# EXERCISE DATA
● ● ● ● ● ● ●
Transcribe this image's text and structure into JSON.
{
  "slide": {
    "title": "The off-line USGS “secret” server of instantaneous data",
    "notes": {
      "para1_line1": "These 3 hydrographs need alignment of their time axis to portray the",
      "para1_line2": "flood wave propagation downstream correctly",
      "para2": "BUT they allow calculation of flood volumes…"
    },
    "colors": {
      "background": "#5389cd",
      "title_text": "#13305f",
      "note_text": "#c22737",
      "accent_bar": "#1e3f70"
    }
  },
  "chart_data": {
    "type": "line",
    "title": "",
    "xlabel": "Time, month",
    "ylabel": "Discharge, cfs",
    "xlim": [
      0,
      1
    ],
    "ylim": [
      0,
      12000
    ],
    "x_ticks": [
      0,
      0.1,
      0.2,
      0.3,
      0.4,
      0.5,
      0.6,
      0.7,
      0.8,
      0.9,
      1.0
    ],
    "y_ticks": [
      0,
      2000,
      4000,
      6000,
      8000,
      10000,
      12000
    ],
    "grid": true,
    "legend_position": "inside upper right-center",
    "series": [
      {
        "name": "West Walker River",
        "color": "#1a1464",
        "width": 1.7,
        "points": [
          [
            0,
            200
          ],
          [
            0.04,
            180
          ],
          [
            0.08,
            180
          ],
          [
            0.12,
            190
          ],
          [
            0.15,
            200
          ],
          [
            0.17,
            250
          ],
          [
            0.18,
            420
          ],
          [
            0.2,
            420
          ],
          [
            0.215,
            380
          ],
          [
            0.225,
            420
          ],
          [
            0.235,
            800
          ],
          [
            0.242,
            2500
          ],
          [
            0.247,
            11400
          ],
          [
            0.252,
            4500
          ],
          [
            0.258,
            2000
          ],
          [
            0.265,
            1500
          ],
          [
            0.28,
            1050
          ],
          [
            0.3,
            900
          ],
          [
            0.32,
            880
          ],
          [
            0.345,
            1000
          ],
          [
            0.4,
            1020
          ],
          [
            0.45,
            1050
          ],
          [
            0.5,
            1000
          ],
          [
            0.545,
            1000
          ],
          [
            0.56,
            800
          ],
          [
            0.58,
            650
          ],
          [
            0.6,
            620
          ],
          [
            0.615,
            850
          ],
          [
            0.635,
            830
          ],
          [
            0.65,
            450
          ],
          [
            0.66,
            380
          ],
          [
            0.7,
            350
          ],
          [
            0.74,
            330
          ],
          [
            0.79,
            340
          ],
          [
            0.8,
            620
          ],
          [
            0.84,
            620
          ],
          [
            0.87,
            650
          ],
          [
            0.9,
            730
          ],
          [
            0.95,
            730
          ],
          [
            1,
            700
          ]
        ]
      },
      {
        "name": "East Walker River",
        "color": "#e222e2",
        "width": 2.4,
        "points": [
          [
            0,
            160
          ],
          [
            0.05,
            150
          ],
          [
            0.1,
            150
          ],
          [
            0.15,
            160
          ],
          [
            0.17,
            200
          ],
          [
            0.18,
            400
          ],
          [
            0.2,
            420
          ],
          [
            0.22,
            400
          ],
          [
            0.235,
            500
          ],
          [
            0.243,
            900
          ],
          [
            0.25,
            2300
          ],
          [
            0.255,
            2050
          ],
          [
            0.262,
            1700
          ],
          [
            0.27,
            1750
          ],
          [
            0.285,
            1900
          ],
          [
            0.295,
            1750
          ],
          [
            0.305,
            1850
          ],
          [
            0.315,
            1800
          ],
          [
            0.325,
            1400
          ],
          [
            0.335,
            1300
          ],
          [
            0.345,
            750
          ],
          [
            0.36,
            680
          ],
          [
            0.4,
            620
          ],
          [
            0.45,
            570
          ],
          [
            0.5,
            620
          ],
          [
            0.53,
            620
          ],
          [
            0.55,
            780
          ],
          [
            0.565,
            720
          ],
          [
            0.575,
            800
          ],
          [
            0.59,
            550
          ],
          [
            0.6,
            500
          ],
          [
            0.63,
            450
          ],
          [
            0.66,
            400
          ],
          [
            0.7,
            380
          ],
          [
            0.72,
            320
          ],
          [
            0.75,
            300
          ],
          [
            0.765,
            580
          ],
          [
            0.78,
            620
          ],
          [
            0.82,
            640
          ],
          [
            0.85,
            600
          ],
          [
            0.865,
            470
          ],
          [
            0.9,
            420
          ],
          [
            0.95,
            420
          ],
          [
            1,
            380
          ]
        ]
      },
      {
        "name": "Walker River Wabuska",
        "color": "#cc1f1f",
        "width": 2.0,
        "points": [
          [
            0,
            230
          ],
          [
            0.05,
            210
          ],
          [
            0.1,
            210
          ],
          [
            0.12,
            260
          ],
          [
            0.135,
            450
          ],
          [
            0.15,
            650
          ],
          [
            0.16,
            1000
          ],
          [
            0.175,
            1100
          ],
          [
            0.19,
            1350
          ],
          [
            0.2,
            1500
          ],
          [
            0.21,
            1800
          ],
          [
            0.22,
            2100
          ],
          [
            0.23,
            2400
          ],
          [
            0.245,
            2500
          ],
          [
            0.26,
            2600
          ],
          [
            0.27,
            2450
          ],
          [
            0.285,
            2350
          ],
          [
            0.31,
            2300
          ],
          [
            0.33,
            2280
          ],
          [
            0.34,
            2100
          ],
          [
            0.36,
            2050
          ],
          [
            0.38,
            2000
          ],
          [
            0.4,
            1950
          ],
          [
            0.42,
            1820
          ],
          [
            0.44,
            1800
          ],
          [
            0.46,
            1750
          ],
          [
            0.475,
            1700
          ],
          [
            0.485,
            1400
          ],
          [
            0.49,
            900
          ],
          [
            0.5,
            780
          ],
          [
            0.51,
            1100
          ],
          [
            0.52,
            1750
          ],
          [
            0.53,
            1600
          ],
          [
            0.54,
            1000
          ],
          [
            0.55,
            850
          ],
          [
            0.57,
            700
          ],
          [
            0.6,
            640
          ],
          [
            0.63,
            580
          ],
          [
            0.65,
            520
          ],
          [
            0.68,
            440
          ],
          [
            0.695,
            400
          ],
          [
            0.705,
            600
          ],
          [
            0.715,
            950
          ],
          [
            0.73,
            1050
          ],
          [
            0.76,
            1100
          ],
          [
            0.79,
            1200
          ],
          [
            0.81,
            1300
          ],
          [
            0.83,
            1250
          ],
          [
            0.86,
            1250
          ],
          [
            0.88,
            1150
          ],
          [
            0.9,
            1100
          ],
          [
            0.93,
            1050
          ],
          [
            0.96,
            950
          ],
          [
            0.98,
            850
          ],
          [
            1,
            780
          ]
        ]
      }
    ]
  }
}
● ● ● ● ● ● ●
# TASK OBJECTIVE
Copy out the whole listing exactly as written.

# REPLY
Transcribe this image's text and structure into JSON.
{
  "slide": {
    "title": "The off-line USGS “secret” server of instantaneous data",
    "notes": {
      "para1_line1": "These 3 hydrographs need alignment of their time axis to portray the",
      "para1_line2": "flood wave propagation downstream correctly",
      "para2": "BUT they allow calculation of flood volumes…"
    },
    "colors": {
      "background": "#5389cd",
      "title_text": "#13305f",
      "note_text": "#c22737",
      "accent_bar": "#1e3f70"
    }
  },
  "chart_data": {
    "type": "line",
    "title": "",
    "xlabel": "Time, month",
    "ylabel": "Discharge, cfs",
    "xlim": [
      0,
      1
    ],
    "ylim": [
      0,
      12000
    ],
    "x_ticks": [
      0,
      0.1,
      0.2,
      0.3,
      0.4,
      0.5,
      0.6,
      0.7,
      0.8,
      0.9,
      1.0
    ],
    "y_ticks": [
      0,
      2000,
      4000,
      6000,
      8000,
      10000,
      12000
    ],
    "grid": true,
    "legend_position": "inside upper right-center",
    "series": [
      {
        "name": "West Walker River",
        "color": "#1a1464",
        "width": 1.7,
        "points": [
          [
            0,
            200
          ],
          [
            0.04,
            180
          ],
          [
            0.08,
            180
          ],
          [
            0.12,
            190
          ],
          [
            0.15,
            200
          ],
          [
            0.17,
            250
          ],
          [
            0.18,
            420
          ],
          [
            0.2,
            420
          ],
          [
            0.215,
            380
          ],
          [
            0.225,
            420
          ],
          [
            0.235,
            800
          ],
          [
            0.242,
            2500
          ],
          [
            0.247,
            11400
          ],
          [
            0.252,
            4500
          ],
          [
            0.258,
            2000
          ],
          [
            0.265,
            1500
          ],
          [
            0.28,
            1050
          ],
          [
            0.3,
            900
          ],
          [
            0.32,
            880
          ],
          [
            0.345,
            1000
          ],
          [
            0.4,
            1020
          ],
          [
            0.45,
            1050
          ],
          [
            0.5,
            1000
          ],
          [
            0.545,
            1000
          ],
          [
            0.56,
            800
          ],
          [
            0.58,
            650
          ],
          [
            0.6,
            620
          ],
          [
            0.615,
            850
          ],
          [
            0.635,
            830
          ],
          [
            0.65,
            450
          ],
          [
            0.66,
            380
          ],
          [
            0.7,
            350
          ],
          [
            0.74,
            330
          ],
          [
            0.79,
            340
          ],
          [
            0.8,
            620
          ],
          [
            0.84,
            620
          ],
          [
            0.87,
            650
          ],
          [
            0.9,
            730
          ],
          [
            0.95,
            730
          ],
          [
            1,
            700
          ]
        ]
      },
      {
        "name": "East Walker River",
        "color": "#e222e2",
        "width": 2.4,
        "points": [
          [
            0,
            160
          ],
          [
            0.05,
            150
          ],
          [
            0.1,
            150
          ],
          [
            0.15,
            160
          ],
          [
            0.17,
            200
          ],
          [
            0.18,
            400
          ],
          [
            0.2,
            420
          ],
          [
            0.22,
            400
          ],
          [
            0.235,
            500
          ],
          [
            0.243,
            900
          ],
          [
            0.25,
            2300
          ],
          [
            0.255,
            2050
          ],
          [
            0.262,
            1700
          ],
          [
            0.27,
            1750
          ],
          [
            0.285,
            1900
          ],
          [
            0.295,
            1750
          ],
          [
            0.305,
            1850
          ],
          [
            0.315,
            1800
          ],
          [
            0.325,
            1400
          ],
          [
            0.335,
            1300
          ],
          [
            0.345,
            750
          ],
          [
            0.36,
            680
          ],
          [
            0.4,
            620
          ],
          [
            0.45,
            570
          ],
          [
            0.5,
            620
          ],
          [
            0.53,
            620
          ],
          [
            0.55,
            780
          ],
          [
            0.565,
            720
          ],
          [
            0.575,
            800
          ],
          [
            0.59,
            550
          ],
          [
            0.6,
            500
          ],
          [
            0.63,
            450
          ],
          [
            0.66,
            400
          ],
          [
            0.7,
            380
          ],
          [
            0.72,
            320
          ],
          [
            0.75,
            300
          ],
          [
            0.765,
            580
          ],
          [
            0.78,
            620
          ],
          [
            0.82,
            640
          ],
          [
            0.85,
            600
          ],
          [
            0.865,
            470
          ],
          [
            0.9,
            420
          ],
          [
            0.95,
            420
          ],
          [
            1,
            380
          ]
        ]
      },
      {
        "name": "Walker River Wabuska",
        "color": "#cc1f1f",
        "width": 2.0,
        "points": [
          [
            0,
            230
          ],
          [
            0.05,
            210
          ],
          [
            0.1,
            210
          ],
          [
            0.12,
            260
          ],
          [
            0.135,
            450
          ],
          [
            0.15,
            650
          ],
          [
            0.16,
            1000
          ],
          [
            0.175,
            1100
          ],
          [
            0.19,
            1350
          ],
          [
            0.2,
            1500
          ],
          [
            0.21,
            1800
          ],
          [
            0.22,
            2100
          ],
          [
            0.23,
            2400
          ],
          [
            0.245,
            2500
          ],
          [
            0.26,
            2600
          ],
          [
            0.27,
            2450
          ],
          [
            0.285,
            2350
          ],
          [
            0.31,
            2300
          ],
          [
            0.33,
            2280
          ],
          [
            0.34,
            2100
          ],
          [
            0.36,
            2050
          ],
          [
            0.38,
            2000
          ],
          [
            0.4,
            1950
          ],
          [
            0.42,
            1820
          ],
          [
            0.44,
            1800
          ],
          [
            0.46,
            1750
          ],
          [
            0.475,
            1700
          ],
          [
            0.485,
            1400
          ],
          [
            0.49,
            900
          ],
          [
            0.5,
            780
          ],
          [
            0.51,
            1100
          ],
          [
            0.52,
            1750
          ],
          [
            0.53,
            1600
          ],
          [
            0.54,
            1000
          ],
          [
            0.55,
            850
          ],
          [
            0.57,
            700
          ],
          [
            0.6,
            640
          ],
          [
            0.63,
            580
          ],
          [
            0.65,
            520
          ],
          [
            0.68,
            440
          ],
          [
            0.695,
            400
          ],
          [
            0.705,
            600
          ],
          [
            0.715,
            950
          ],
          [
            0.73,
            1050
          ],
          [
            0.76,
            1100
          ],
          [
            0.79,
            1200
          ],
          [
            0.81,
            1300
          ],
          [
            0.83,
            1250
          ],
          [
            0.86,
            1250
          ],
          [
            0.88,
            1150
          ],
          [
            0.9,
            1100
          ],
          [
            0.93,
            1050
          ],
          [
            0.96,
            950
          ],
          [
            0.98,
            850
          ],
          [
            1,
            780
          ]
        ]
      }
    ]
  }
}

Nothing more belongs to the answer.